#### Data items:

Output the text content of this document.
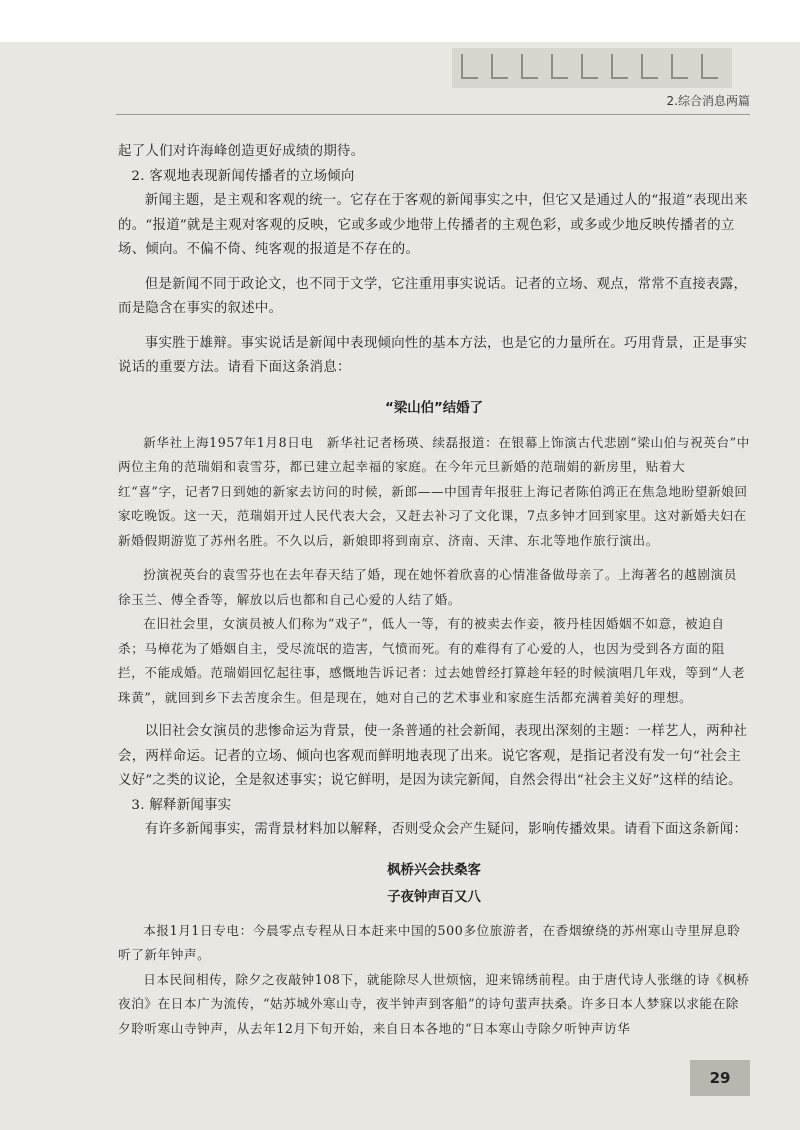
2.综合消息两篇

起了人们对许海峰创造更好成绩的期待。

2. 客观地表现新闻传播者的立场倾向

新闻主题，是主观和客观的统一。它存在于客观的新闻事实之中，但它又是通过人的“报道”表现出来的。“报道”就是主观对客观的反映，它或多或少地带上传播者的主观色彩，或多或少地反映传播者的立场、倾向。不偏不倚、纯客观的报道是不存在的。

但是新闻不同于政论文，也不同于文学，它注重用事实说话。记者的立场、观点，常常不直接表露，而是隐含在事实的叙述中。

事实胜于雄辩。事实说话是新闻中表现倾向性的基本方法，也是它的力量所在。巧用背景，正是事实说话的重要方法。请看下面这条消息：

“梁山伯”结婚了

新华社上海1957年1月8日电　新华社记者杨瑛、续磊报道：在银幕上饰演古代悲剧“梁山伯与祝英台”中两位主角的范瑞娟和袁雪芬，都已建立起幸福的家庭。在今年元旦新婚的范瑞娟的新房里，贴着大红“喜”字，记者7日到她的新家去访问的时候，新郎——中国青年报驻上海记者陈伯鸿正在焦急地盼望新娘回家吃晚饭。这一天，范瑞娟开过人民代表大会，又赶去补习了文化课，7点多钟才回到家里。这对新婚夫妇在新婚假期游览了苏州名胜。不久以后，新娘即将到南京、济南、天津、东北等地作旅行演出。

扮演祝英台的袁雪芬也在去年春天结了婚，现在她怀着欣喜的心情准备做母亲了。上海著名的越剧演员徐玉兰、傅全香等，解放以后也都和自己心爱的人结了婚。

在旧社会里，女演员被人们称为“戏子”，低人一等，有的被卖去作妾，筱丹桂因婚姻不如意，被迫自杀；马樟花为了婚姻自主，受尽流氓的造害，气愤而死。有的难得有了心爱的人，也因为受到各方面的阻拦，不能成婚。范瑞娟回忆起往事，感慨地告诉记者：过去她曾经打算趁年轻的时候演唱几年戏，等到“人老珠黄”，就回到乡下去苦度余生。但是现在，她对自己的艺术事业和家庭生活都充满着美好的理想。

以旧社会女演员的悲惨命运为背景，使一条普通的社会新闻，表现出深刻的主题：一样艺人，两种社会，两样命运。记者的立场、倾向也客观而鲜明地表现了出来。说它客观，是指记者没有发一句“社会主义好”之类的议论，全是叙述事实；说它鲜明，是因为读完新闻，自然会得出“社会主义好”这样的结论。

3. 解释新闻事实

有许多新闻事实，需背景材料加以解释，否则受众会产生疑问，影响传播效果。请看下面这条新闻：

枫桥兴会扶桑客
子夜钟声百又八

本报1月1日专电：今晨零点专程从日本赶来中国的500多位旅游者，在香烟缭绕的苏州寒山寺里屏息聆听了新年钟声。

日本民间相传，除夕之夜敲钟108下，就能除尽人世烦恼，迎来锦绣前程。由于唐代诗人张继的诗《枫桥夜泊》在日本广为流传，“姑苏城外寒山寺，夜半钟声到客船”的诗句蜚声扶桑。许多日本人梦寐以求能在除夕聆听寒山寺钟声，从去年12月下旬开始，来自日本各地的“日本寒山寺除夕听钟声访华

29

#### Work to complete:
In the entries above, identify every line with the word "记者的立场". Copy those lines.

#### Response to this exercise:
但是新闻不同于政论文，也不同于文学，它注重用事实说话。记者的立场、观点，常常不直接表露，而是隐含在事实的叙述中。
以旧社会女演员的悲惨命运为背景，使一条普通的社会新闻，表现出深刻的主题：一样艺人，两种社会，两样命运。记者的立场、倾向也客观而鲜明地表现了出来。说它客观，是指记者没有发一句“社会主义好”之类的议论，全是叙述事实；说它鲜明，是因为读完新闻，自然会得出“社会主义好”这样的结论。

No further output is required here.